__DOCUMENT__.
I did bring the camera. I even managed several shots that felt worthy of publication. But upon leaving the country by commercial jet, I foolishly left my camera case—film still exposed—under the seat.
The moment I stepped off the plane, the mistake struck me like a blow. I raced to the gate agent and pleaded for help. It was the last time I saw any of that irreplaceable film.
As one of my heroes, Andrés Segovia, once wrote:
“Fate often likes to put impediments in the path of an artist’s career, perhaps with the wise purpose of testing him, so that he might ascend, without descending, the steep pathway to success.”1
Bittersweet words—but my only consolation.
Our watery highway was the Boro River system, just northeast of Chief’s Island.
The journey began in Alaska—at the antipodes of Maun. I descended the fifty-two steps from my remote, cliffside home to the high-tide shoreline. Hoisting my single Seda kayak from its cradle on the dock to my shoulder, I clipped on my life vest, sealed my cell phone in a ziplock, and paddled into the rushing tide.
Anchored just offshore sat the eighteen-foot Boston Whaler Outrage—secured in deep water, as always. With tidal shifts reaching up to twenty-four vertical feet in six hours, mooring at the dock is out of the question. Boats must anchor out, where they can rise and fall with the living sea.
The journey began with a thirty-minute drive across open ocean, hoping for calm seas. In rough weather, one doesn’t attempt the mooring at all—it’s safer to stay ashore, away from Neptune’s icy grip. When the southwesterly sea winds rage, launching becomes an hour-long battle against salt spray, the horizon dissolving into white mist.
The nearest boat harbor is in Homer, where—on gentler days—a vessel can rest at a floating dock. From there, a pickup truck carries travelers along one of the world’s longest natural sand spits to the airport a few miles away. But that road is a gamble when the winds rise, sending rocks and logs hurtling through the air. It was not uncommon to be stranded—either on the mainland or at the spit’s end—waiting for nature’s fury to pass.

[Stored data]
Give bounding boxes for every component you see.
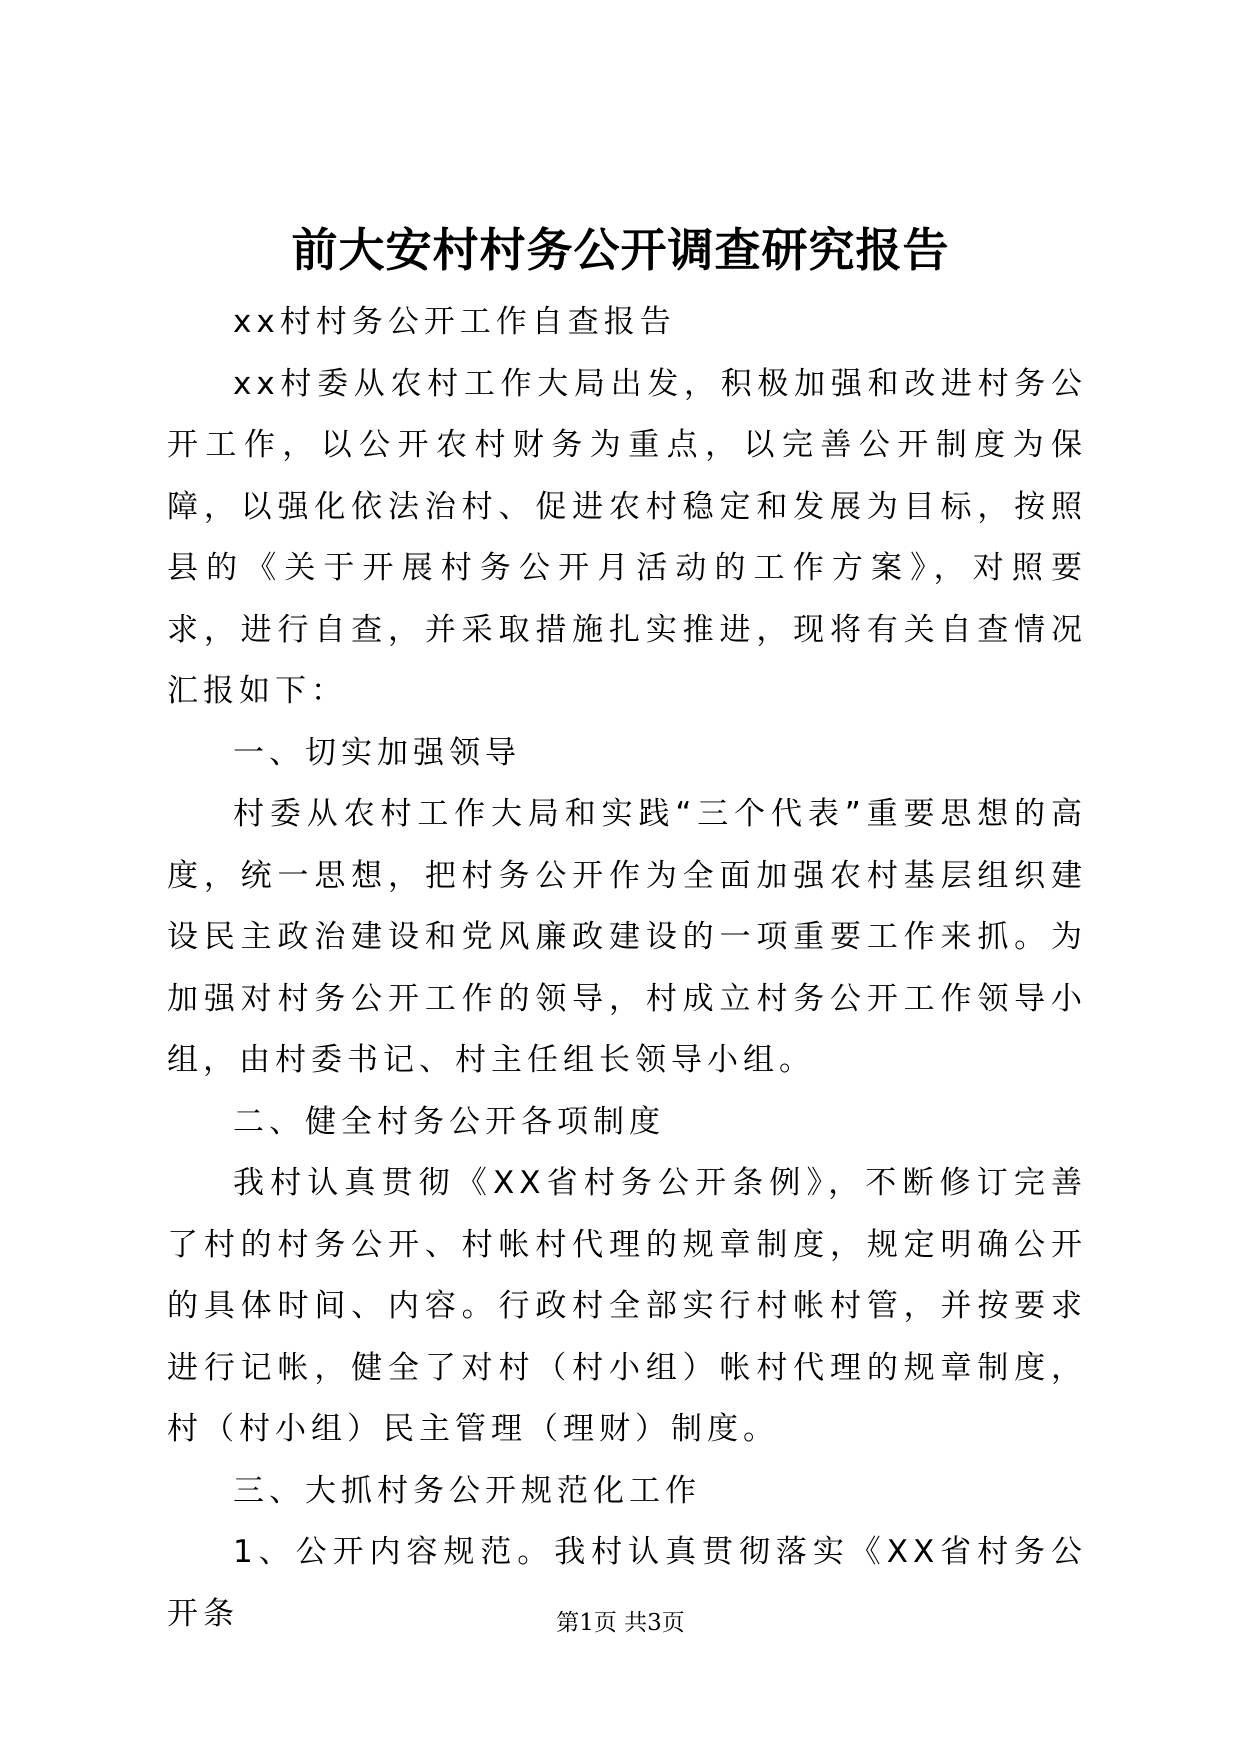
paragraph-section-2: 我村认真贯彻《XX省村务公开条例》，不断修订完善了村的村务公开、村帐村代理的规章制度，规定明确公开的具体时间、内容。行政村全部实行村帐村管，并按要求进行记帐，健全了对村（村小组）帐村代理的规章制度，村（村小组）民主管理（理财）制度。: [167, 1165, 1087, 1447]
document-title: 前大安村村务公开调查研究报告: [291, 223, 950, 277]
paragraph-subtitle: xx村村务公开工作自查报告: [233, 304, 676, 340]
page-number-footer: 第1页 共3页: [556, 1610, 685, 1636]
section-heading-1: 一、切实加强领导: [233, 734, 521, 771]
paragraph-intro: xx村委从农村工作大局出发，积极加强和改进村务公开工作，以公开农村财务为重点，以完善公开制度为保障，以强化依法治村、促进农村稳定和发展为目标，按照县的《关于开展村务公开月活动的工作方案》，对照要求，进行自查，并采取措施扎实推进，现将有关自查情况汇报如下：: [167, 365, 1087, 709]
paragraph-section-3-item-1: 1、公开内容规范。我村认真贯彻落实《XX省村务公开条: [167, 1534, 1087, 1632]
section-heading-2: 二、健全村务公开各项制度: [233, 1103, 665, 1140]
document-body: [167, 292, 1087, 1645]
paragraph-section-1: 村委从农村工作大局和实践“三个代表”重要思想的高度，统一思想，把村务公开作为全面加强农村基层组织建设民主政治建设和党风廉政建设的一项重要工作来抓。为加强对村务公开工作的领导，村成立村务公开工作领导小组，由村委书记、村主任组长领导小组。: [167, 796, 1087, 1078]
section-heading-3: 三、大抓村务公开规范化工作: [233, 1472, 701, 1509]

__WRITTEN TASK__. Reproduce the travel memoir passage word for word from "I did bring" to "that irreplaceable film.".

__FINISHED ANSWER__.
I did bring the camera. I even managed several shots that felt worthy of publication. But upon leaving the country by commercial jet, I foolishly left my camera case—film still exposed—under the seat.
The moment I stepped off the plane, the mistake struck me like a blow. I raced to the gate agent and pleaded for help. It was the last time I saw any of that irreplaceable film.